Every entry must be copied word for word.

───── Data shown

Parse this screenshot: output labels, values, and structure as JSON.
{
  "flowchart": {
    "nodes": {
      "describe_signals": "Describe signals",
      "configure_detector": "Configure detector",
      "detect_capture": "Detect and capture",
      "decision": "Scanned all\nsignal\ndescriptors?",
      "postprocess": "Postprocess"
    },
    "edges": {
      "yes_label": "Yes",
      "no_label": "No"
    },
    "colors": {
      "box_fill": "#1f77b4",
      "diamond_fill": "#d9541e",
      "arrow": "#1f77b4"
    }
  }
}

──────────

> _Complete response_:
Parse this screenshot: output labels, values, and structure as JSON.
{
  "flowchart": {
    "nodes": {
      "describe_signals": "Describe signals",
      "configure_detector": "Configure detector",
      "detect_capture": "Detect and capture",
      "decision": "Scanned all\nsignal\ndescriptors?",
      "postprocess": "Postprocess"
    },
    "edges": {
      "yes_label": "Yes",
      "no_label": "No"
    },
    "colors": {
      "box_fill": "#1f77b4",
      "diamond_fill": "#d9541e",
      "arrow": "#1f77b4"
    }
  }
}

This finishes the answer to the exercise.